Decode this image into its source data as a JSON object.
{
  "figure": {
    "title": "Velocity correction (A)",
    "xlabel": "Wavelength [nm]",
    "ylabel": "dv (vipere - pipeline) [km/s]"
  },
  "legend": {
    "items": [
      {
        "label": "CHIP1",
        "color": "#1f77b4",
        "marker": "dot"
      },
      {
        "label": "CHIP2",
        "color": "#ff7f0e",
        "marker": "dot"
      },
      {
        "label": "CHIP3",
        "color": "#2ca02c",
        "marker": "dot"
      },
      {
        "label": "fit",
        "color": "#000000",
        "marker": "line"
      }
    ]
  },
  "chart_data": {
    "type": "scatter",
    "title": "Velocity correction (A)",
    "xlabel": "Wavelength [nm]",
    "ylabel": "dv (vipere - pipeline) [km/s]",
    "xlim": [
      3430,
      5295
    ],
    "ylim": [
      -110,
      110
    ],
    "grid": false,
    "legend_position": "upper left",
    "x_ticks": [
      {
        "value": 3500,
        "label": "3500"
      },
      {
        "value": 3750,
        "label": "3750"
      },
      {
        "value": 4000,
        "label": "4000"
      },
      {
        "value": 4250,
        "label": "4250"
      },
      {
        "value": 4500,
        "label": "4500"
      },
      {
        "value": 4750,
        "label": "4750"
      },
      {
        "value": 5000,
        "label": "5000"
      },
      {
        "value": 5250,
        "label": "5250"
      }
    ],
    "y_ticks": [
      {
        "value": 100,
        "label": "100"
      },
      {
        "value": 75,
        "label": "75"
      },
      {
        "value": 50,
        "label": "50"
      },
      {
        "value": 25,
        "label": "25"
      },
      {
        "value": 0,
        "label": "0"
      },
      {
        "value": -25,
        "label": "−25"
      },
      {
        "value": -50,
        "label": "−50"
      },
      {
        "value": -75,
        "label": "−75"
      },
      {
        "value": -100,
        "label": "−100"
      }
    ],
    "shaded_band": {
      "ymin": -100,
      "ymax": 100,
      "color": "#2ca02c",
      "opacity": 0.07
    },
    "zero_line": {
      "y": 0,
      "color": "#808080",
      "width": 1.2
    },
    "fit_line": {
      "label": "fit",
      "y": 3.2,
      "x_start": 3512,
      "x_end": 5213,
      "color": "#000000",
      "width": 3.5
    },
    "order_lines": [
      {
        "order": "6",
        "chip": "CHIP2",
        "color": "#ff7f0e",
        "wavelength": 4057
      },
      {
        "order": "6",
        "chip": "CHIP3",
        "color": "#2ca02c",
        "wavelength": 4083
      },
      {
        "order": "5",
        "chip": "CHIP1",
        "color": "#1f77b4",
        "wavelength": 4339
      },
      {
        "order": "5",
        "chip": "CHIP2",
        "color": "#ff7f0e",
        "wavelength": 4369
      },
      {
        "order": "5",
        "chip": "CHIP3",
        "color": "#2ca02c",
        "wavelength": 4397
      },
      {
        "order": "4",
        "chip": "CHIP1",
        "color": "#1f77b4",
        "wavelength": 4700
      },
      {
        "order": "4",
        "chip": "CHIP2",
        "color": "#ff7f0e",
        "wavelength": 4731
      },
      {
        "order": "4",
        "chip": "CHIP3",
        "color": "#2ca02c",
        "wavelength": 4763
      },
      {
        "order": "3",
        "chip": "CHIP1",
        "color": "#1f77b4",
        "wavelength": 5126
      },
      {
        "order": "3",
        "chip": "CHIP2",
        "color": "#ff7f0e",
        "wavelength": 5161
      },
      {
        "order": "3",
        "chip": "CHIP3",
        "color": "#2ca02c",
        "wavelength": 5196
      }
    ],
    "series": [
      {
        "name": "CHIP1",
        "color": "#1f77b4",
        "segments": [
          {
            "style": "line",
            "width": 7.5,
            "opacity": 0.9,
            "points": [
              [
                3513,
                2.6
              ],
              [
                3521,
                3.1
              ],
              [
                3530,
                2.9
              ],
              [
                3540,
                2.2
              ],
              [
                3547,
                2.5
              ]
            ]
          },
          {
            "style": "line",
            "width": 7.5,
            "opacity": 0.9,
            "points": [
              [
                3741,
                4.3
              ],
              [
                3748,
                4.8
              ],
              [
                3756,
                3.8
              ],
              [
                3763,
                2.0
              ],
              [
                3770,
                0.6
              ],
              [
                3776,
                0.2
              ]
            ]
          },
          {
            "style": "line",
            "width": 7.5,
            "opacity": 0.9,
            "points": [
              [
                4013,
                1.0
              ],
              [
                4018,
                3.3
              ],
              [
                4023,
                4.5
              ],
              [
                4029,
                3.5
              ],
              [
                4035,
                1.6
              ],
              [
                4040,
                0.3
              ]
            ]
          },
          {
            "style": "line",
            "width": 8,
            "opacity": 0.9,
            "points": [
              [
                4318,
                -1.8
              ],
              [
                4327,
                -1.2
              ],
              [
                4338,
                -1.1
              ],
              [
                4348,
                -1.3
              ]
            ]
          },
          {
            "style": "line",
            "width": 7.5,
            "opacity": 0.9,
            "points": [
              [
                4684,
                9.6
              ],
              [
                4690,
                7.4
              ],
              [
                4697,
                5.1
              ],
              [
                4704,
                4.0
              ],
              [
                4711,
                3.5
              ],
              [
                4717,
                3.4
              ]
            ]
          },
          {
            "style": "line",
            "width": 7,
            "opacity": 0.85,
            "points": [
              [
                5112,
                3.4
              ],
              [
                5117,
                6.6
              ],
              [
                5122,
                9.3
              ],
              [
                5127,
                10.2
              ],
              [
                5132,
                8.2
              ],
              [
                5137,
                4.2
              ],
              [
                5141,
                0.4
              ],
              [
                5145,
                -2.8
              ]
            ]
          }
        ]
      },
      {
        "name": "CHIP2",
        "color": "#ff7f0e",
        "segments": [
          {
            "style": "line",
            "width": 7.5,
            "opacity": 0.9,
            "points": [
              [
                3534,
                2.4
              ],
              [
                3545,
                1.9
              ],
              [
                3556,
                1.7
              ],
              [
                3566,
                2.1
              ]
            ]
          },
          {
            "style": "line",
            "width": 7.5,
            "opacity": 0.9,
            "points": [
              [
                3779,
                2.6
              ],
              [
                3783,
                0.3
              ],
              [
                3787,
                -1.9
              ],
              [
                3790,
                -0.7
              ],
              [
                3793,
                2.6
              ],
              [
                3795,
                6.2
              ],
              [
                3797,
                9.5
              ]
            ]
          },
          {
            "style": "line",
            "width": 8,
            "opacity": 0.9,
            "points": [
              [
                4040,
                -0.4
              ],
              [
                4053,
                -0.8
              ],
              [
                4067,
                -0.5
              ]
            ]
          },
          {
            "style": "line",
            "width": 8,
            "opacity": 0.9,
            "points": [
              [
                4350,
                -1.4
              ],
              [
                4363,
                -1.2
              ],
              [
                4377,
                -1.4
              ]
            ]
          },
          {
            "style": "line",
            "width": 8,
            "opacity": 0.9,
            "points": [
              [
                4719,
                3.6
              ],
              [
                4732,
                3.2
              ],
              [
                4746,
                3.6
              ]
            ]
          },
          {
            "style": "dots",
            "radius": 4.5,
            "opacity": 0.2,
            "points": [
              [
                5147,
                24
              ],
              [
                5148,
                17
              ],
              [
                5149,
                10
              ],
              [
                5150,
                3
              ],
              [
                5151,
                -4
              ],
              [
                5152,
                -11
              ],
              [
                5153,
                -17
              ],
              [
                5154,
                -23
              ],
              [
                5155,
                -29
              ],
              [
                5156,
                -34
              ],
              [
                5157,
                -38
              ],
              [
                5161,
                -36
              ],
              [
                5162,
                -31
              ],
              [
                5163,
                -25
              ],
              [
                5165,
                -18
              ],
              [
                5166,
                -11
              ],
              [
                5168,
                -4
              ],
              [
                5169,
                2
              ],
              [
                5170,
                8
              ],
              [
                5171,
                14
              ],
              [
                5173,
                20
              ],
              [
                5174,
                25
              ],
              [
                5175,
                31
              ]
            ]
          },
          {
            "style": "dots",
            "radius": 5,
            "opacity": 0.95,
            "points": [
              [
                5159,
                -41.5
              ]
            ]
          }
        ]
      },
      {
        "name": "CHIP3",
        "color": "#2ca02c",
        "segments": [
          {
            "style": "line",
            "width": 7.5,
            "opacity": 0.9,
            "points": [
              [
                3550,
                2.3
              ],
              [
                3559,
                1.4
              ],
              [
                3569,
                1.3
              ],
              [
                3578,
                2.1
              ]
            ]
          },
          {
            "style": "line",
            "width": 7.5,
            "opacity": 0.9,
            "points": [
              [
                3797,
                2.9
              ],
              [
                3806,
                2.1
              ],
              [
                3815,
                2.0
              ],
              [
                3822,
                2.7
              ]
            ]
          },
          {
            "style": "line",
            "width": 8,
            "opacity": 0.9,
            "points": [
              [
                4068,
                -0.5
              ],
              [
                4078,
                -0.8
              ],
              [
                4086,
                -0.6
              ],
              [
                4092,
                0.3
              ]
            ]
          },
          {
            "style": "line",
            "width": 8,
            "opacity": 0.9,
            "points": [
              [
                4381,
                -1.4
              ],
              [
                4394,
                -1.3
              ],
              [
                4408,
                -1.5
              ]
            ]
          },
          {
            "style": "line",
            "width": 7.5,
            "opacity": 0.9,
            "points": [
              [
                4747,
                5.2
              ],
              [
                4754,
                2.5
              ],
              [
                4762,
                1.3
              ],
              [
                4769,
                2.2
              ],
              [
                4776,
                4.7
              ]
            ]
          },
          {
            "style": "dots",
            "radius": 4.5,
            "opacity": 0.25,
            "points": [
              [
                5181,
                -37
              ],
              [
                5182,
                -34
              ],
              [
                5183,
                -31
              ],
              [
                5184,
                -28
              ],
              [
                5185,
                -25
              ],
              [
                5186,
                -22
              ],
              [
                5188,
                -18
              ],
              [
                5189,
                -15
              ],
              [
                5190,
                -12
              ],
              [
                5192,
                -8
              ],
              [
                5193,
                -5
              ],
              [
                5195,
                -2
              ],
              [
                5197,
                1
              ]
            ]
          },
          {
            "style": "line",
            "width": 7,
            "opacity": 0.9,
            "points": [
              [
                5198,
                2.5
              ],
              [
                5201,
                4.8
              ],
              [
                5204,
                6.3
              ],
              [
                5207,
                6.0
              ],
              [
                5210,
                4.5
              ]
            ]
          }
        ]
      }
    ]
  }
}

:: Instruction ::
Read the entries above, then pull out the lines that include "vipere".

:: Response to the exercise ::
    "ylabel": "dv (vipere - pipeline) [km/s]"
    "ylabel": "dv (vipere - pipeline) [km/s]",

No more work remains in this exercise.